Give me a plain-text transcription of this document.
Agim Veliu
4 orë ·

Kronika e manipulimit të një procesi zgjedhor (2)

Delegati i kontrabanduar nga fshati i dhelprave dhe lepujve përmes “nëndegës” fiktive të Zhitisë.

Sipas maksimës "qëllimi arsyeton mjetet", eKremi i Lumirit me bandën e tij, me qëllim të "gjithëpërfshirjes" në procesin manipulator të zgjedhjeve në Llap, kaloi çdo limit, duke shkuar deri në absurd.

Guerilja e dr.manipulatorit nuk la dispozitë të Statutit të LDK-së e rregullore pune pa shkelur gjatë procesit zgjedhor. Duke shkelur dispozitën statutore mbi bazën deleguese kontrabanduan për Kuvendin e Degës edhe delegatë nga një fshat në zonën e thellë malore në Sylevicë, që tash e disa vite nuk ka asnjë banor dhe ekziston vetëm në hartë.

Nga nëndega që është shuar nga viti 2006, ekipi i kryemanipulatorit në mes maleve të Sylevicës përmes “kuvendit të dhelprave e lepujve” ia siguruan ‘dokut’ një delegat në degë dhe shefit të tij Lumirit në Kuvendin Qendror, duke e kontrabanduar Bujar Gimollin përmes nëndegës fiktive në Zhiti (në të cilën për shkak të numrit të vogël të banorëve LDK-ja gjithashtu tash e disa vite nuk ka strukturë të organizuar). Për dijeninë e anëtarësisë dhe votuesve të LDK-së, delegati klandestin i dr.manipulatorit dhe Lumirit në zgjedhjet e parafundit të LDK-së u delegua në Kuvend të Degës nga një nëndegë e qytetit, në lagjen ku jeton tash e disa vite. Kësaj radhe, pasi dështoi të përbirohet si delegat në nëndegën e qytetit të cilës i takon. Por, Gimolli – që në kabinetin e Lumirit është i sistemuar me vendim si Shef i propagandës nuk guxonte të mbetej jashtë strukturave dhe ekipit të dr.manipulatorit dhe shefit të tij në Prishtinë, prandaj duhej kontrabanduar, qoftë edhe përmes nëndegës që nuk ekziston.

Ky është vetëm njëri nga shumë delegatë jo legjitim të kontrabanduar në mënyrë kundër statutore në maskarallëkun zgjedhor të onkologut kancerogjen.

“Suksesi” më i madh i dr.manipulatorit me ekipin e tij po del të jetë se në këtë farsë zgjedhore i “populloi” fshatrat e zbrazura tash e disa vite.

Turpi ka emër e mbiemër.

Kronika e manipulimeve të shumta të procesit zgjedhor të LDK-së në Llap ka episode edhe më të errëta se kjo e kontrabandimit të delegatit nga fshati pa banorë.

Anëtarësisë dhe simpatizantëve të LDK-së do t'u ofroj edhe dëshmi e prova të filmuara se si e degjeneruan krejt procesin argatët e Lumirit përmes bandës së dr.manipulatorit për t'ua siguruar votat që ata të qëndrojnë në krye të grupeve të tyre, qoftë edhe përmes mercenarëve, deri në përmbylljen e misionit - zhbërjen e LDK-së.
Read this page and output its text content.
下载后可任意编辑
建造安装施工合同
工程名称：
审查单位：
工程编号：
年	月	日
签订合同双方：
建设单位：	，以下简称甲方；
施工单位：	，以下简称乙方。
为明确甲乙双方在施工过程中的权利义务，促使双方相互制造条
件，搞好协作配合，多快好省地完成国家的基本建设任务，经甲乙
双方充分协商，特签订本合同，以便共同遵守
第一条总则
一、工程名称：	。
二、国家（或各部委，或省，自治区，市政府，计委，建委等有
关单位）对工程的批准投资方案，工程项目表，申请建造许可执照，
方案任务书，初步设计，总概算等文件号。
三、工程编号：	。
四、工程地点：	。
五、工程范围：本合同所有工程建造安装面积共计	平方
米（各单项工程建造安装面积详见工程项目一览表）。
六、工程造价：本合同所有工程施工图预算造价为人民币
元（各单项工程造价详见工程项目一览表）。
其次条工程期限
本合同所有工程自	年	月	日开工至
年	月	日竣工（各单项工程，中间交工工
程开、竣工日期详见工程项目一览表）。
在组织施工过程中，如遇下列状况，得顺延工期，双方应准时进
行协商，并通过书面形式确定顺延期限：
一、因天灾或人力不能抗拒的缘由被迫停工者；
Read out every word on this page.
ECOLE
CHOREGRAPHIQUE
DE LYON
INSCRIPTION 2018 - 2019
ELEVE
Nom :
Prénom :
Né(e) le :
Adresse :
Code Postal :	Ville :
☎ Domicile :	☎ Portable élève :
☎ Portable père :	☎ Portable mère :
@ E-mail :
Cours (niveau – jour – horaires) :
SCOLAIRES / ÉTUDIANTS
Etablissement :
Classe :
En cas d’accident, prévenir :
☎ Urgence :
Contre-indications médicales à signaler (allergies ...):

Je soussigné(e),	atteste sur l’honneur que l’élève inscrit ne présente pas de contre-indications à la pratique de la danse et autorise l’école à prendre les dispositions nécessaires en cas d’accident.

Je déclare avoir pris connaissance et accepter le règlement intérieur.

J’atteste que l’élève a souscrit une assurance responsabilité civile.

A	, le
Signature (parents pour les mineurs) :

····················

● **Objective**
Count how many lines of the listing above include "lepujve" and report that number alone.

● **The completed task**
2